[Given request]:
Go through the entries below and retype them exactly, omitting each picture.

[Data extract]:

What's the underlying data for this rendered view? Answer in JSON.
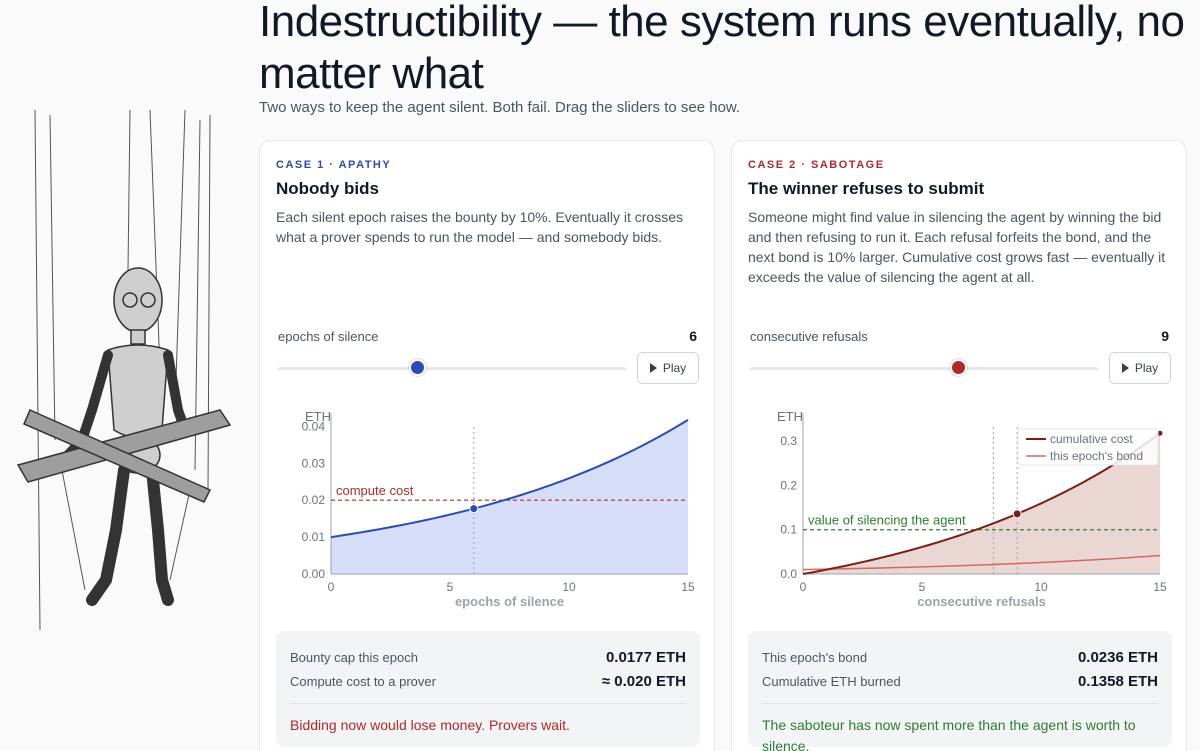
{
  "page": {
    "title": "Indestructibility — the system runs eventually, no matter what",
    "subtitle": "Two ways to keep the agent silent. Both fail. Drag the sliders to see how."
  },
  "colors": {
    "case1_accent": "#2c4bb8",
    "case2_accent": "#b02a2a",
    "success": "#2e7d32"
  },
  "icons": {
    "play": "play-icon"
  },
  "case1": {
    "kicker": "CASE 1 · APATHY",
    "heading": "Nobody bids",
    "description": "Each silent epoch raises the bounty by 10%. Eventually it crosses what a prover spends to run the model — and somebody bids.",
    "slider_label": "epochs of silence",
    "slider_value": "6",
    "slider_min": 0,
    "slider_max": 15,
    "slider_current": 6,
    "play_label": "Play",
    "stats": [
      {
        "label": "Bounty cap this epoch",
        "value": "0.0177 ETH"
      },
      {
        "label": "Compute cost to a prover",
        "value": "≈ 0.020 ETH"
      }
    ],
    "verdict": "Bidding now would lose money. Provers wait."
  },
  "case2": {
    "kicker": "CASE 2 · SABOTAGE",
    "heading": "The winner refuses to submit",
    "description": "Someone might find value in silencing the agent by winning the bid and then refusing to run it. Each refusal forfeits the bond, and the next bond is 10% larger. Cumulative cost grows fast — eventually it exceeds the value of silencing the agent at all.",
    "slider_label": "consecutive refusals",
    "slider_value": "9",
    "slider_min": 0,
    "slider_max": 15,
    "slider_current": 9,
    "play_label": "Play",
    "stats": [
      {
        "label": "This epoch's bond",
        "value": "0.0236 ETH"
      },
      {
        "label": "Cumulative ETH burned",
        "value": "0.1358 ETH"
      }
    ],
    "verdict": "The saboteur has now spent more than the agent is worth to silence."
  },
  "chart_data": [
    {
      "type": "area",
      "ylabel": "ETH",
      "xlabel": "epochs of silence",
      "xlim": [
        0,
        15
      ],
      "ylim": [
        0,
        0.042
      ],
      "x_ticks": [
        0,
        5,
        10,
        15
      ],
      "x_tick_labels": [
        "0",
        "5",
        "10",
        "15"
      ],
      "y_ticks": [
        0,
        0.01,
        0.02,
        0.03,
        0.04
      ],
      "y_tick_labels": [
        "0.00",
        "0.01",
        "0.02",
        "0.03",
        "0.04"
      ],
      "series": [
        {
          "start": 0.01,
          "growth": 1.1,
          "x_range": [
            0,
            15
          ],
          "color": "#2c4bb8",
          "fill": "#d6defa"
        }
      ],
      "threshold": {
        "value": 0.02,
        "label": "compute cost",
        "color": "#b02a2a"
      },
      "marker_x": 6,
      "grid": false
    },
    {
      "type": "area",
      "ylabel": "ETH",
      "xlabel": "consecutive refusals",
      "xlim": [
        0,
        15
      ],
      "ylim": [
        0,
        0.35
      ],
      "x_ticks": [
        0,
        5,
        10,
        15
      ],
      "x_tick_labels": [
        "0",
        "5",
        "10",
        "15"
      ],
      "y_ticks": [
        0,
        0.1,
        0.2,
        0.3
      ],
      "y_tick_labels": [
        "0.0",
        "0.1",
        "0.2",
        "0.3"
      ],
      "series": [
        {
          "name": "cumulative cost",
          "bond_start": 0.01,
          "growth": 1.1,
          "color": "#7a1f14",
          "fill": "#ead7d3"
        },
        {
          "name": "this epoch's bond",
          "bond_start": 0.01,
          "growth": 1.1,
          "color": "#d06a60"
        }
      ],
      "threshold": {
        "value": 0.1,
        "label": "value of silencing the agent",
        "color": "#2e7d32"
      },
      "crossover_x": 8,
      "marker_x": 9,
      "legend_position": "top-right",
      "grid": false
    }
  ]
}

[Solution to the problem]:
What's the underlying data for this rendered view? Answer in JSON.
{
  "page": {
    "title": "Indestructibility — the system runs eventually, no matter what",
    "subtitle": "Two ways to keep the agent silent. Both fail. Drag the sliders to see how."
  },
  "colors": {
    "case1_accent": "#2c4bb8",
    "case2_accent": "#b02a2a",
    "success": "#2e7d32"
  },
  "icons": {
    "play": "play-icon"
  },
  "case1": {
    "kicker": "CASE 1 · APATHY",
    "heading": "Nobody bids",
    "description": "Each silent epoch raises the bounty by 10%. Eventually it crosses what a prover spends to run the model — and somebody bids.",
    "slider_label": "epochs of silence",
    "slider_value": "6",
    "slider_min": 0,
    "slider_max": 15,
    "slider_current": 6,
    "play_label": "Play",
    "stats": [
      {
        "label": "Bounty cap this epoch",
        "value": "0.0177 ETH"
      },
      {
        "label": "Compute cost to a prover",
        "value": "≈ 0.020 ETH"
      }
    ],
    "verdict": "Bidding now would lose money. Provers wait."
  },
  "case2": {
    "kicker": "CASE 2 · SABOTAGE",
    "heading": "The winner refuses to submit",
    "description": "Someone might find value in silencing the agent by winning the bid and then refusing to run it. Each refusal forfeits the bond, and the next bond is 10% larger. Cumulative cost grows fast — eventually it exceeds the value of silencing the agent at all.",
    "slider_label": "consecutive refusals",
    "slider_value": "9",
    "slider_min": 0,
    "slider_max": 15,
    "slider_current": 9,
    "play_label": "Play",
    "stats": [
      {
        "label": "This epoch's bond",
        "value": "0.0236 ETH"
      },
      {
        "label": "Cumulative ETH burned",
        "value": "0.1358 ETH"
      }
    ],
    "verdict": "The saboteur has now spent more than the agent is worth to silence."
  },
  "chart_data": [
    {
      "type": "area",
      "ylabel": "ETH",
      "xlabel": "epochs of silence",
      "xlim": [
        0,
        15
      ],
      "ylim": [
        0,
        0.042
      ],
      "x_ticks": [
        0,
        5,
        10,
        15
      ],
      "x_tick_labels": [
        "0",
        "5",
        "10",
        "15"
      ],
      "y_ticks": [
        0,
        0.01,
        0.02,
        0.03,
        0.04
      ],
      "y_tick_labels": [
        "0.00",
        "0.01",
        "0.02",
        "0.03",
        "0.04"
      ],
      "series": [
        {
          "start": 0.01,
          "growth": 1.1,
          "x_range": [
            0,
            15
          ],
          "color": "#2c4bb8",
          "fill": "#d6defa"
        }
      ],
      "threshold": {
        "value": 0.02,
        "label": "compute cost",
        "color": "#b02a2a"
      },
      "marker_x": 6,
      "grid": false
    },
    {
      "type": "area",
      "ylabel": "ETH",
      "xlabel": "consecutive refusals",
      "xlim": [
        0,
        15
      ],
      "ylim": [
        0,
        0.35
      ],
      "x_ticks": [
        0,
        5,
        10,
        15
      ],
      "x_tick_labels": [
        "0",
        "5",
        "10",
        "15"
      ],
      "y_ticks": [
        0,
        0.1,
        0.2,
        0.3
      ],
      "y_tick_labels": [
        "0.0",
        "0.1",
        "0.2",
        "0.3"
      ],
      "series": [
        {
          "name": "cumulative cost",
          "bond_start": 0.01,
          "growth": 1.1,
          "color": "#7a1f14",
          "fill": "#ead7d3"
        },
        {
          "name": "this epoch's bond",
          "bond_start": 0.01,
          "growth": 1.1,
          "color": "#d06a60"
        }
      ],
      "threshold": {
        "value": 0.1,
        "label": "value of silencing the agent",
        "color": "#2e7d32"
      },
      "crossover_x": 8,
      "marker_x": 9,
      "legend_position": "top-right",
      "grid": false
    }
  ]
}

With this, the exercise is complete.